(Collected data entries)
= = = = =

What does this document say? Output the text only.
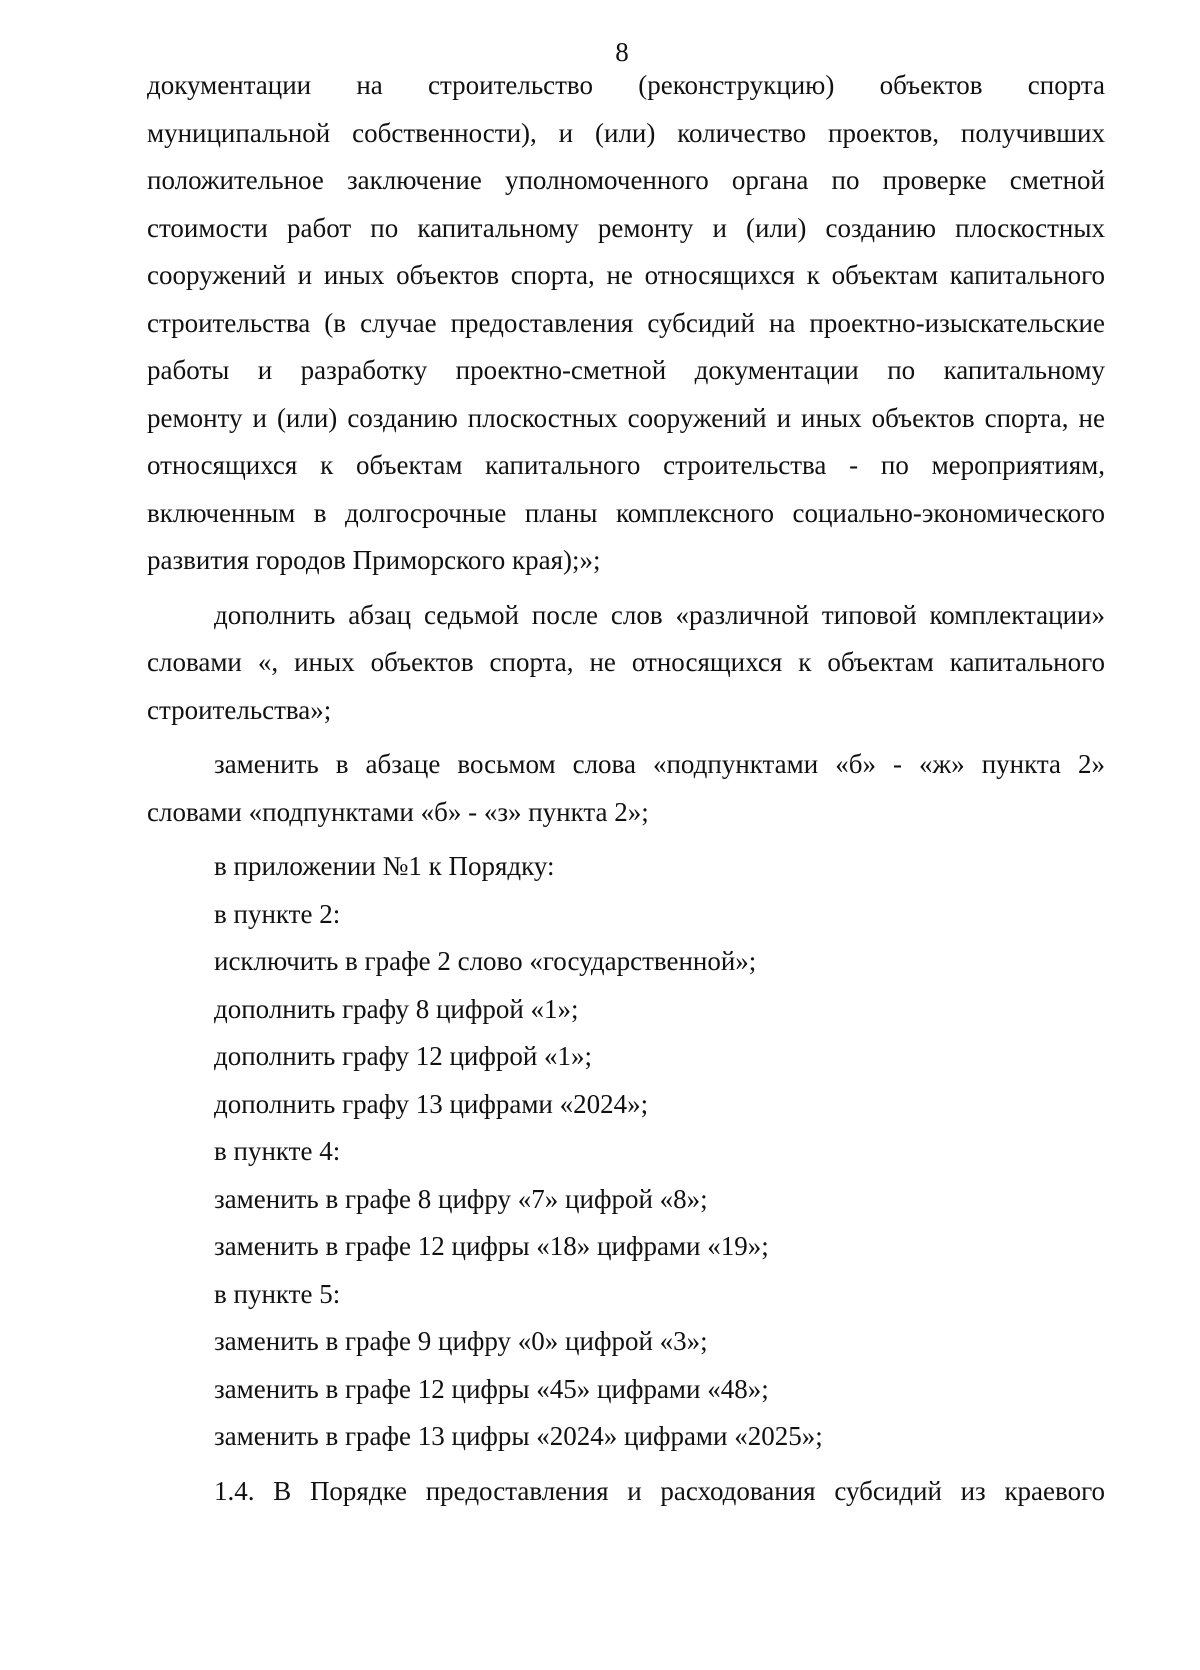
8
документации на строительство (реконструкцию) объектов спорта
муниципальной собственности), и (или) количество проектов, получивших
положительное заключение уполномоченного органа по проверке сметной
стоимости работ по капитальному ремонту и (или) созданию плоскостных
сооружений и иных объектов спорта, не относящихся к объектам капитального
строительства (в случае предоставления субсидий на проектно-изыскательские
работы и разработку проектно-сметной документации по капитальному
ремонту и (или) созданию плоскостных сооружений и иных объектов спорта, не
относящихся к объектам капитального строительства - по мероприятиям,
включенным в долгосрочные планы комплексного социально-экономического
развития городов Приморского края);»;
дополнить абзац седьмой после слов «различной типовой комплектации»
словами «, иных объектов спорта, не относящихся к объектам капитального
строительства»;
заменить в абзаце восьмом слова «подпунктами «б» - «ж» пункта 2»
словами «подпунктами «б» - «з» пункта 2»;
в приложении №1 к Порядку:
в пункте 2:
исключить в графе 2 слово «государственной»;
дополнить графу 8 цифрой «1»;
дополнить графу 12 цифрой «1»;
дополнить графу 13 цифрами «2024»;
в пункте 4:
заменить в графе 8 цифру «7» цифрой «8»;
заменить в графе 12 цифры «18» цифрами «19»;
в пункте 5:
заменить в графе 9 цифру «0» цифрой «3»;
заменить в графе 12 цифры «45» цифрами «48»;
заменить в графе 13 цифры «2024» цифрами «2025»;
1.4. В Порядке предоставления и расходования субсидий из краевого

= = = = =

Leave the pictures out, and print every line of the listing exactly as written.

What does this document say? Output the text only.
8
документации на строительство (реконструкцию) объектов спорта
муниципальной собственности), и (или) количество проектов, получивших
положительное заключение уполномоченного органа по проверке сметной
стоимости работ по капитальному ремонту и (или) созданию плоскостных
сооружений и иных объектов спорта, не относящихся к объектам капитального
строительства (в случае предоставления субсидий на проектно-изыскательские
работы и разработку проектно-сметной документации по капитальному
ремонту и (или) созданию плоскостных сооружений и иных объектов спорта, не
относящихся к объектам капитального строительства - по мероприятиям,
включенным в долгосрочные планы комплексного социально-экономического
развития городов Приморского края);»;
дополнить абзац седьмой после слов «различной типовой комплектации»
словами «, иных объектов спорта, не относящихся к объектам капитального
строительства»;
заменить в абзаце восьмом слова «подпунктами «б» - «ж» пункта 2»
словами «подпунктами «б» - «з» пункта 2»;
в приложении №1 к Порядку:
в пункте 2:
исключить в графе 2 слово «государственной»;
дополнить графу 8 цифрой «1»;
дополнить графу 12 цифрой «1»;
дополнить графу 13 цифрами «2024»;
в пункте 4:
заменить в графе 8 цифру «7» цифрой «8»;
заменить в графе 12 цифры «18» цифрами «19»;
в пункте 5:
заменить в графе 9 цифру «0» цифрой «3»;
заменить в графе 12 цифры «45» цифрами «48»;
заменить в графе 13 цифры «2024» цифрами «2025»;
1.4. В Порядке предоставления и расходования субсидий из краевого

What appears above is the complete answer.